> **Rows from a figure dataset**
※ ※ ※

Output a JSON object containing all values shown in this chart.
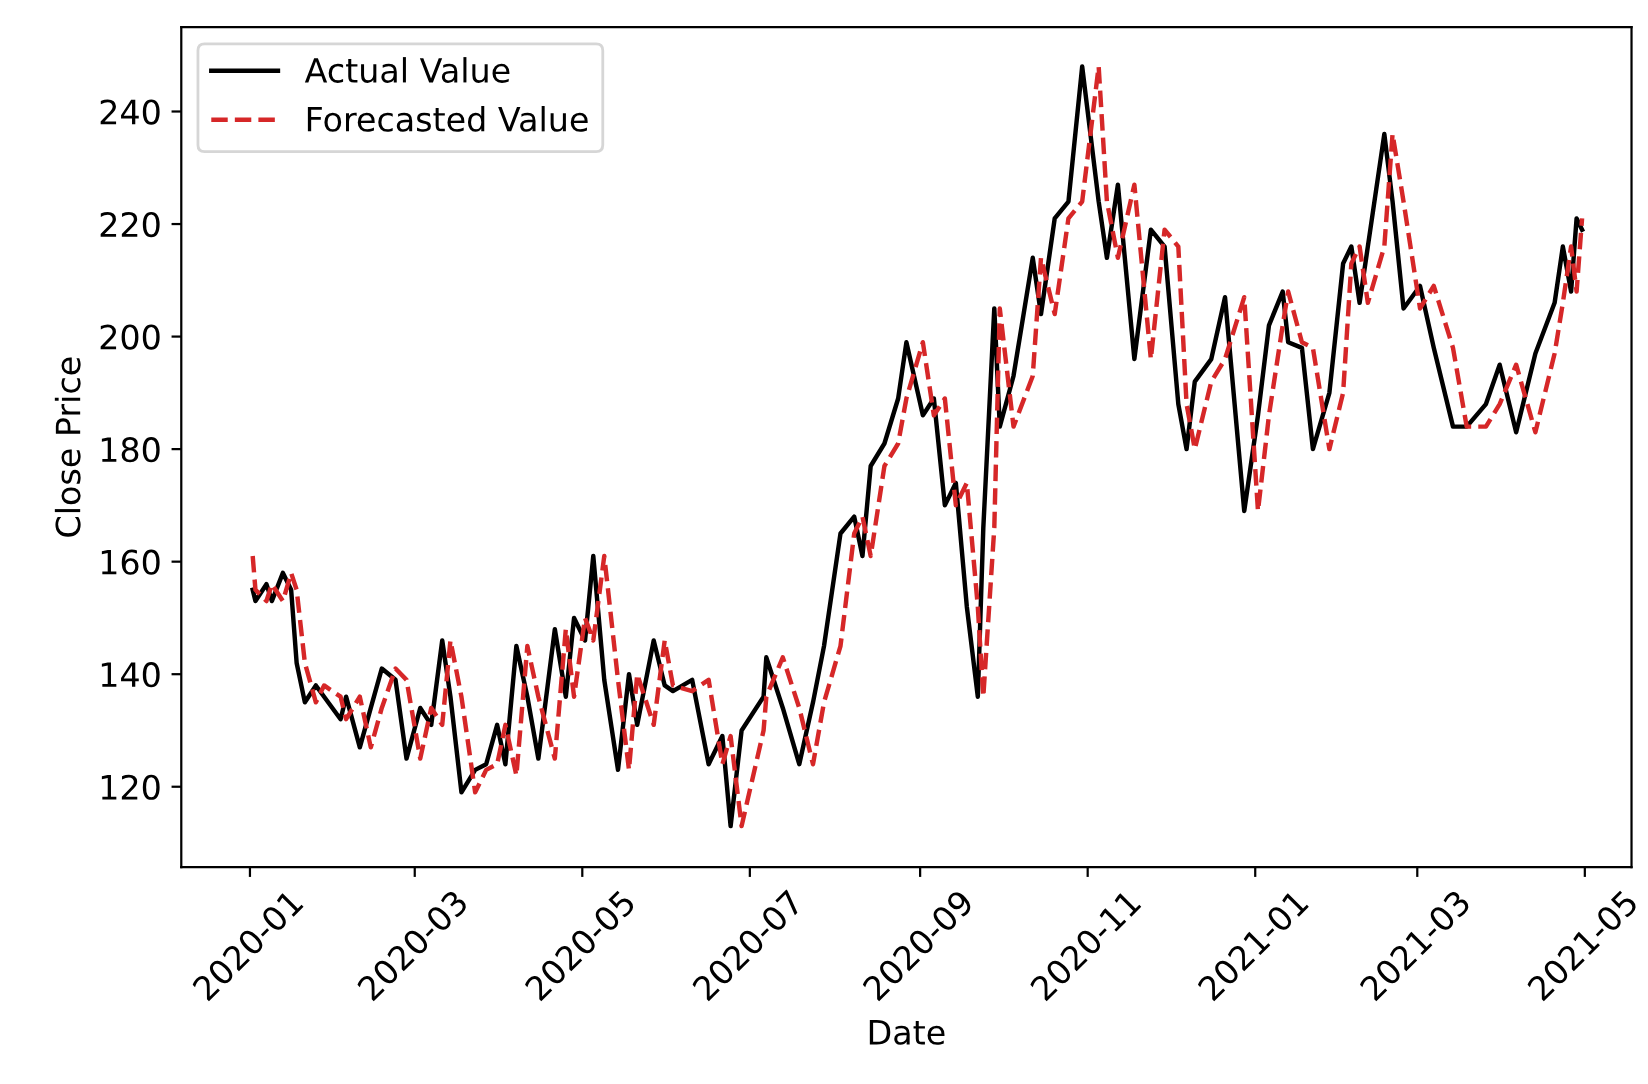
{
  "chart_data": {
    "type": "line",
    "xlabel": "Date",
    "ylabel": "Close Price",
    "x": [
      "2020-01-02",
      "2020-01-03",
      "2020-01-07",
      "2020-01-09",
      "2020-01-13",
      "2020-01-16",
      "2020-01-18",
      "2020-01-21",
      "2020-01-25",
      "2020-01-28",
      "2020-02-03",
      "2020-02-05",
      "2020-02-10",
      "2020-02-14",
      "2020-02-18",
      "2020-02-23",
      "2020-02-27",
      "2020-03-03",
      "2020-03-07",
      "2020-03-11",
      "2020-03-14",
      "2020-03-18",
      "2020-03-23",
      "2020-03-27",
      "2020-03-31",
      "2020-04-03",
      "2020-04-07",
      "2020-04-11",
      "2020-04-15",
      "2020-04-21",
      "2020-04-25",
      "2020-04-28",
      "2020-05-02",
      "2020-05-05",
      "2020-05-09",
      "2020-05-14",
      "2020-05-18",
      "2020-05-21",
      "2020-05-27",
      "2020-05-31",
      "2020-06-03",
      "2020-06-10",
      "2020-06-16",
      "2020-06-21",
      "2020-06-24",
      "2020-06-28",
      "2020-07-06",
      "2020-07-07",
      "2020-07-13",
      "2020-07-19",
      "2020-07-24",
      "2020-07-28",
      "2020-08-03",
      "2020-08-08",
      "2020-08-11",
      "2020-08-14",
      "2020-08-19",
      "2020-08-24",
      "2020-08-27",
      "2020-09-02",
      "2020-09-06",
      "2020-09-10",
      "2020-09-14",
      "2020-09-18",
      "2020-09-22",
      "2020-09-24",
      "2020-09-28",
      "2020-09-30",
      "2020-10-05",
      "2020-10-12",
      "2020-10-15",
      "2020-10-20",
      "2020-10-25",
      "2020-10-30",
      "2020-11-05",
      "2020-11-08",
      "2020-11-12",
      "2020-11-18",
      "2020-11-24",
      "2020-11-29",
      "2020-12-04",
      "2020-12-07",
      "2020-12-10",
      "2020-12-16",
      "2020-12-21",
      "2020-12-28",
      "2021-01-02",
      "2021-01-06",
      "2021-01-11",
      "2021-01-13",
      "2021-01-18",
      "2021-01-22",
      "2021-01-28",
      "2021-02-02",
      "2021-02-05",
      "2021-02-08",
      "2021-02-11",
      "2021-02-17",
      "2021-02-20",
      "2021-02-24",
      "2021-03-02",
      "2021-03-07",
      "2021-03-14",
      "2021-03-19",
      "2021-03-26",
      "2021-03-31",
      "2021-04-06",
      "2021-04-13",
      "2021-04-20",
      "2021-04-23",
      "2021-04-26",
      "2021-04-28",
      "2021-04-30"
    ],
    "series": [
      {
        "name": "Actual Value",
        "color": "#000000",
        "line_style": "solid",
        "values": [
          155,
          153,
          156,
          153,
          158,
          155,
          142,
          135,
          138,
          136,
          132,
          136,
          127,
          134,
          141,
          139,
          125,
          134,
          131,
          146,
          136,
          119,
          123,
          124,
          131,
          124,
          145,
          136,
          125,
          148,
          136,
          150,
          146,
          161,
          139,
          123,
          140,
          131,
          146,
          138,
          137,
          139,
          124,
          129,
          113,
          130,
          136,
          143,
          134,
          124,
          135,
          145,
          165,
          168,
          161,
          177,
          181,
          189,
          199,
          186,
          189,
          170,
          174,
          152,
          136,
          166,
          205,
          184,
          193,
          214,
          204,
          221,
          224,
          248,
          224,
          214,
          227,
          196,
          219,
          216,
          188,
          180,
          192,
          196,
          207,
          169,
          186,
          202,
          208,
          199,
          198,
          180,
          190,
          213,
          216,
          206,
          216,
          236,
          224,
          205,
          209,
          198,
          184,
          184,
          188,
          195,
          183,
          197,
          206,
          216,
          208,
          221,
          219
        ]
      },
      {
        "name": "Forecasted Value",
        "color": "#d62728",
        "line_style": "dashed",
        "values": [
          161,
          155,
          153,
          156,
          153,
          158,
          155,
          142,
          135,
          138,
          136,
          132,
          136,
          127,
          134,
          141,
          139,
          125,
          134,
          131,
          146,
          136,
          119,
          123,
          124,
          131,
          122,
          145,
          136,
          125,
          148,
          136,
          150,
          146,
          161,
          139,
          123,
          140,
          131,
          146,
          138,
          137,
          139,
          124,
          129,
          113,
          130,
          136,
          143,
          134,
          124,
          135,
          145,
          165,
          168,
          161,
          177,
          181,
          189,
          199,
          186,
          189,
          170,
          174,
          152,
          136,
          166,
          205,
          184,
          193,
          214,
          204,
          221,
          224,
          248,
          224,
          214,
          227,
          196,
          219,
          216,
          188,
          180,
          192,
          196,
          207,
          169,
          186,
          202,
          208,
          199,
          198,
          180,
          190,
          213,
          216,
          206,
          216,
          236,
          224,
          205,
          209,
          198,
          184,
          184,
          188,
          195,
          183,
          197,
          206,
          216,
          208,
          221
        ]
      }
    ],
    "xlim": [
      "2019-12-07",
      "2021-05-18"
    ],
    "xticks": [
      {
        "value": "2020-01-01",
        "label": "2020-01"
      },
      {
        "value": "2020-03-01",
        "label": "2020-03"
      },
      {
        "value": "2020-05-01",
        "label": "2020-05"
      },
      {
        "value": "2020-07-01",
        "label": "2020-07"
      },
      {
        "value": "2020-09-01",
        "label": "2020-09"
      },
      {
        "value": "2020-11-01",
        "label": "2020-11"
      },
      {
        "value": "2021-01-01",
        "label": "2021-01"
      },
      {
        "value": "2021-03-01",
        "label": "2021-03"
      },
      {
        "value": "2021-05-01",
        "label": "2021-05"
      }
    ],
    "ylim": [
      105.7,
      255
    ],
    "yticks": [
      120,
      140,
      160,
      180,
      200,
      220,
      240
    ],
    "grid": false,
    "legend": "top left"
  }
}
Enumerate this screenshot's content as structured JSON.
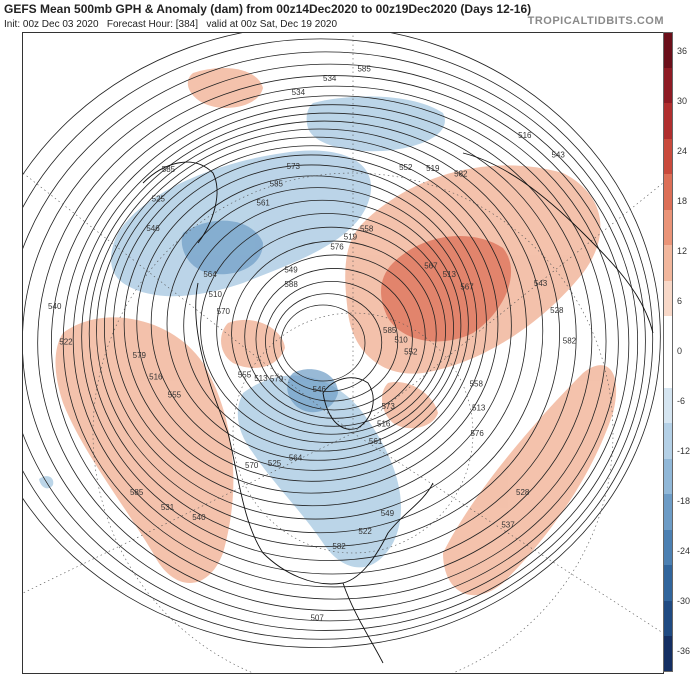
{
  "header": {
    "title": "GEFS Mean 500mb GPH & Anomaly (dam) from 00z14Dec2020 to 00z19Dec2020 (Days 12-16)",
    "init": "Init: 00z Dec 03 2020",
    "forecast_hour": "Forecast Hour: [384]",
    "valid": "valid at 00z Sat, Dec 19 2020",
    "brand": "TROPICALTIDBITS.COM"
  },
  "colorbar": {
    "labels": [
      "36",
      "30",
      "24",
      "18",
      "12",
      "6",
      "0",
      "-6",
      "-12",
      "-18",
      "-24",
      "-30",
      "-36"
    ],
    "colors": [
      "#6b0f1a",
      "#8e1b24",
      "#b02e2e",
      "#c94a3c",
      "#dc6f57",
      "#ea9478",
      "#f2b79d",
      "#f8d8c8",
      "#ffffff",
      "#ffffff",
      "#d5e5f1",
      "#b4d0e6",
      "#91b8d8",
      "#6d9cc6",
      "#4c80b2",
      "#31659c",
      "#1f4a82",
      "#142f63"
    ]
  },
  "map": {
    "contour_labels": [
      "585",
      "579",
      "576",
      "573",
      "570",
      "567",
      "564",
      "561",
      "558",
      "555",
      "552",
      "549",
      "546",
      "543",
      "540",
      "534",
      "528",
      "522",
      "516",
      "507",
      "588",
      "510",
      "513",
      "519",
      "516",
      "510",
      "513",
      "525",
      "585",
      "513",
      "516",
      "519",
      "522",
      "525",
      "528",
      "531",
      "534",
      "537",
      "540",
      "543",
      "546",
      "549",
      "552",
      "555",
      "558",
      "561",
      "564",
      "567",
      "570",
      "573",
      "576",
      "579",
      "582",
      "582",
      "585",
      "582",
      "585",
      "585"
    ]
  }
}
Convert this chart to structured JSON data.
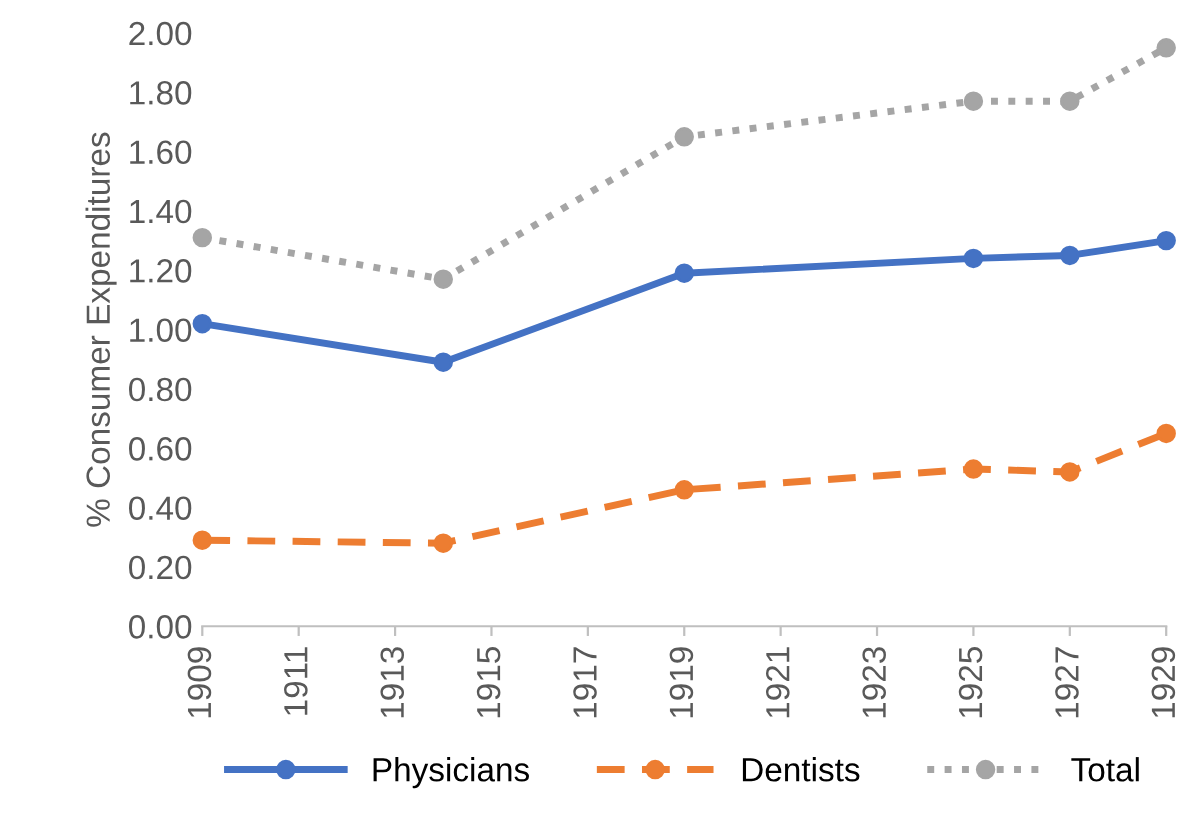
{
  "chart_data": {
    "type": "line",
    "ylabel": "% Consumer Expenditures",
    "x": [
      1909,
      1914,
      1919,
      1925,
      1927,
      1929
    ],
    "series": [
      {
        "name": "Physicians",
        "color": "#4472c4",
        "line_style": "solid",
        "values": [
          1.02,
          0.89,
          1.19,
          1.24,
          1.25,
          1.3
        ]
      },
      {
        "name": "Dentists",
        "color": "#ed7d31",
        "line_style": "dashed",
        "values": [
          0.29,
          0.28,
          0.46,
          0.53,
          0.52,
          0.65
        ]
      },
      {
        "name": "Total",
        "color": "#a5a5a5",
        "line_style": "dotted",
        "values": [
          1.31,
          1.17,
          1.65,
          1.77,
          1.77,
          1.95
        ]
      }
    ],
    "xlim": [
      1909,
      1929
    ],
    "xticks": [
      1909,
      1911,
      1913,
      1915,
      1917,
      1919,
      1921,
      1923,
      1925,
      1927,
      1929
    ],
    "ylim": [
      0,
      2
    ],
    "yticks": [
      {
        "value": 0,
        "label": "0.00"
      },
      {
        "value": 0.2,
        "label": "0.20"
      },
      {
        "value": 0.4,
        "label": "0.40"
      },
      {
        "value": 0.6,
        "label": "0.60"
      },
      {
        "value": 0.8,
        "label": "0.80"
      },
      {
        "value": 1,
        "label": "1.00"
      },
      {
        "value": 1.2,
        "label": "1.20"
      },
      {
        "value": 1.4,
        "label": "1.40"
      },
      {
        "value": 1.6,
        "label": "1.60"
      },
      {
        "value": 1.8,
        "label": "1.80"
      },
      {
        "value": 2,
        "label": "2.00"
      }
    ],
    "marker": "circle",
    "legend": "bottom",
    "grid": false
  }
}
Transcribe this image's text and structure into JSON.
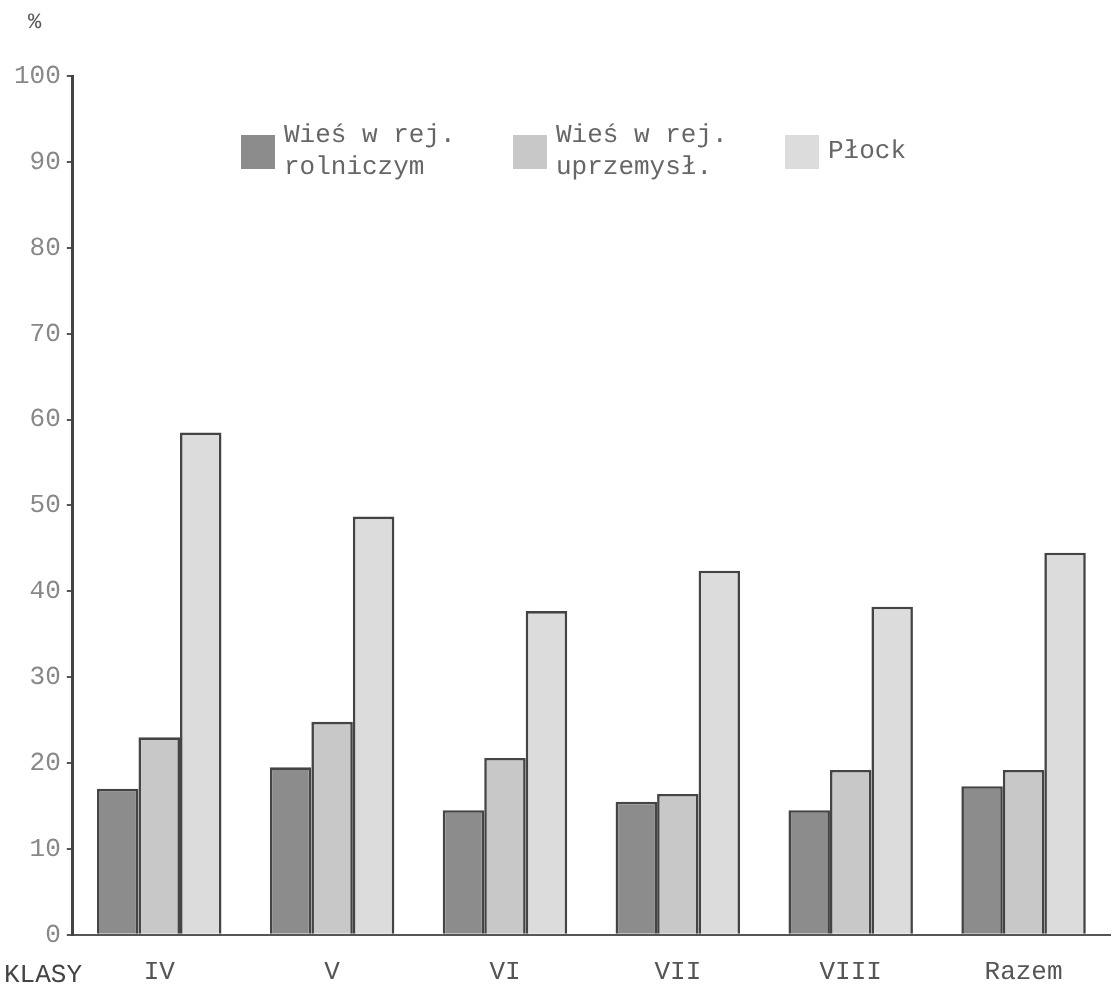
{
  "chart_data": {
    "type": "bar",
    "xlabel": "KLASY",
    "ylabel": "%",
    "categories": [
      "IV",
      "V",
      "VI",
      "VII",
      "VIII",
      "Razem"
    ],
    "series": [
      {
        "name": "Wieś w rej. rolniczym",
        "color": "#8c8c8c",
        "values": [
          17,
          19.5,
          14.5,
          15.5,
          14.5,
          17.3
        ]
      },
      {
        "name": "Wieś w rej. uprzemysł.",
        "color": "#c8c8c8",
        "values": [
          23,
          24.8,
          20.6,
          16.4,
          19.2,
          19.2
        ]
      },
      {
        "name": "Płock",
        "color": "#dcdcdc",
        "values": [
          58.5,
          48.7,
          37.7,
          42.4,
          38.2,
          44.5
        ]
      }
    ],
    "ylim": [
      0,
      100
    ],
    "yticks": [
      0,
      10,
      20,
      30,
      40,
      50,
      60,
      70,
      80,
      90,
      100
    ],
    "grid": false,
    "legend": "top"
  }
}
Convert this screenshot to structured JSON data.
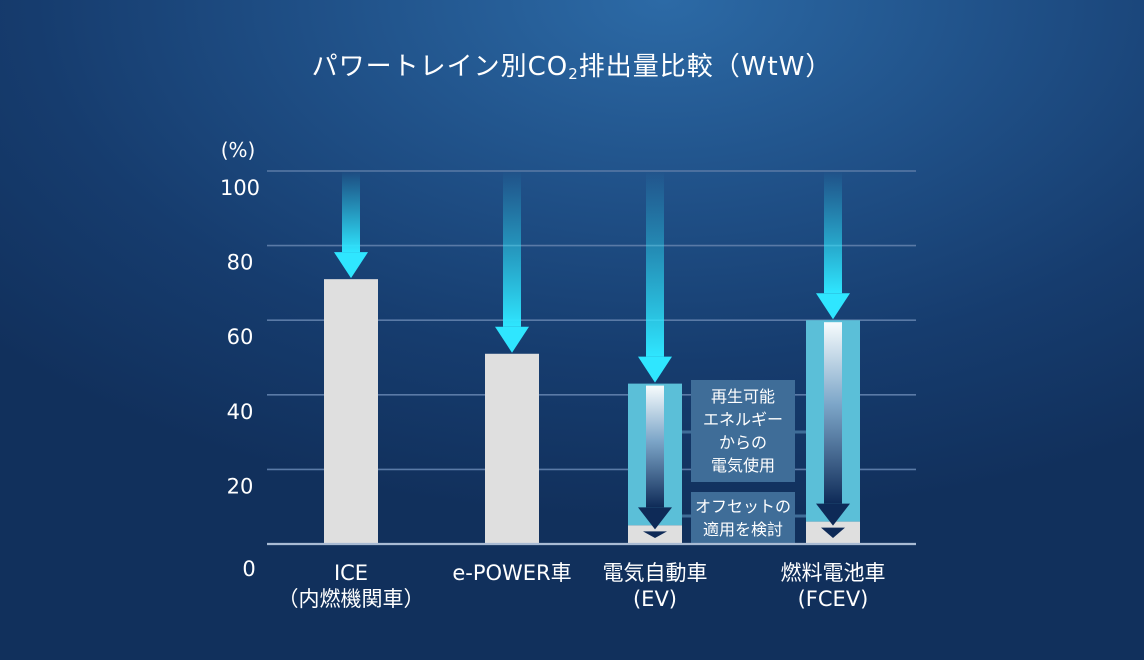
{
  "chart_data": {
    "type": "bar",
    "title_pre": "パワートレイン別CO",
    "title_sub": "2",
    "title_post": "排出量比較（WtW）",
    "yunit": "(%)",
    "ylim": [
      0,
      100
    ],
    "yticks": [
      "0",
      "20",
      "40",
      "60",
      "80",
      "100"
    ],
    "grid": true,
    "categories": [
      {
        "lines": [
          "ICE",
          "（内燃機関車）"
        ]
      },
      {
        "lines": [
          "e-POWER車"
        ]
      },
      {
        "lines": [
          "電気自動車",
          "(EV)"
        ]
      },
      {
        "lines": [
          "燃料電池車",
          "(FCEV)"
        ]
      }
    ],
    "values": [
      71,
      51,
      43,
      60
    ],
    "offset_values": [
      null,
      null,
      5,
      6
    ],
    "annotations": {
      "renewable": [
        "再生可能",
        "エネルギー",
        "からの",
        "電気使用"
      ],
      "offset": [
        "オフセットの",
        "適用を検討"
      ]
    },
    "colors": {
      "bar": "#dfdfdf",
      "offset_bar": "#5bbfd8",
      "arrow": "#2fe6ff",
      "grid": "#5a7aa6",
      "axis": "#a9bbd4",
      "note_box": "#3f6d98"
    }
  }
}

※ ※ ※

> **Problem requirements**
Find each line holding the word "legend" and copy it.

> **Correct answer**
    "legend": "top left"
    "legend": "bottom",
    "legend": "top"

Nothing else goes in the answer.